Aim of the exercise ▸
Wherever "cdot" appears in a line, list that line.

Material to process ▸
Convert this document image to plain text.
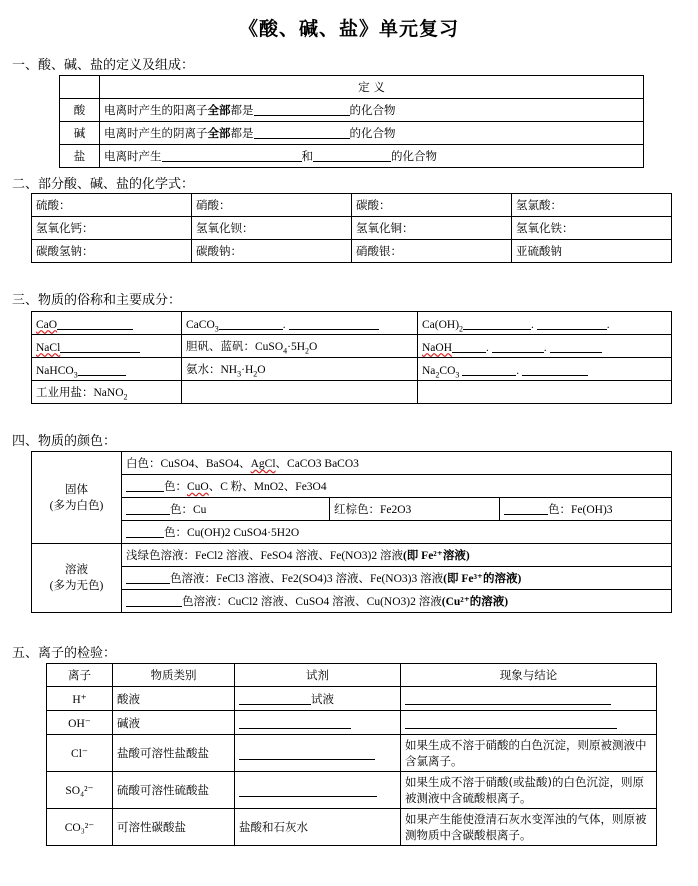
《酸、碱、盐》单元复习
一、酸、碱、盐的定义及组成：
	定 义
酸	电离时产生的阳离子全部都是 的化合物
碱	电离时产生的阴离子全部都是 的化合物
盐	电离时产生 和 的化合物
二、部分酸、碱、盐的化学式：
硫酸：	硝酸：	碳酸：	氢氯酸：
氢氧化钙：	氢氧化钡：	氢氧化铜：	氢氧化铁：
碳酸氢钠：	碳酸钠：	硝酸银：	亚硫酸钠
三、物质的俗称和主要成分：
CaO	CaCO$_3$ .	$Ca(OH)_2$ . .
NaCl	胆矾、蓝矾：$CuSO_4\cdot 5H_2O$	NaOH . .
NaHCO$_3$	氨水：$NH_3\cdot H_2O$	$Na_2CO_3$ .
工业用盐：NaNO$_2$		
四、物质的颜色：
固体
(多为白色)	白色：CuSO4、BaSO4、AgCl、CaCO3 BaCO3		
	色：CuO、C 粉、MnO2、Fe3O4		
	色：Cu	红棕色：Fe2O3	色：Fe(OH)3
	色：Cu(OH)2 CuSO4·5H2O		

溶液
(多为无色)	浅绿色溶液：FeCl2 溶液、FeSO4 溶液、Fe(NO3)2 溶液(即 Fe²⁺溶液)		
	色溶液：FeCl3 溶液、Fe2(SO4)3 溶液、Fe(NO3)3 溶液(即 Fe³⁺的溶液)		
	色溶液：CuCl2 溶液、CuSO4 溶液、Cu(NO3)2 溶液(Cu²⁺的溶液)		
五、离子的检验：
离子	物质类别	试剂	现象与结论
H⁺	酸液	试液	
OH⁻	碱液		
Cl⁻	盐酸可溶性盐酸盐		如果生成不溶于硝酸的白色沉淀，则原被测液中含氯离子。
SO₄²⁻	硫酸可溶性硫酸盐		如果生成不溶于硝酸(或盐酸)的白色沉淀，则原被测液中含硫酸根离子。
CO₃²⁻	可溶性碳酸盐	盐酸和石灰水	如果产生能使澄清石灰水变浑浊的气体，则原被测物质中含碳酸根离子。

Result of the task ▸
NaCl	胆矾、蓝矾：$CuSO_4\cdot 5H_2O$	NaOH . .
NaHCO$_3$	氨水：$NH_3\cdot H_2O$	$Na_2CO_3$ .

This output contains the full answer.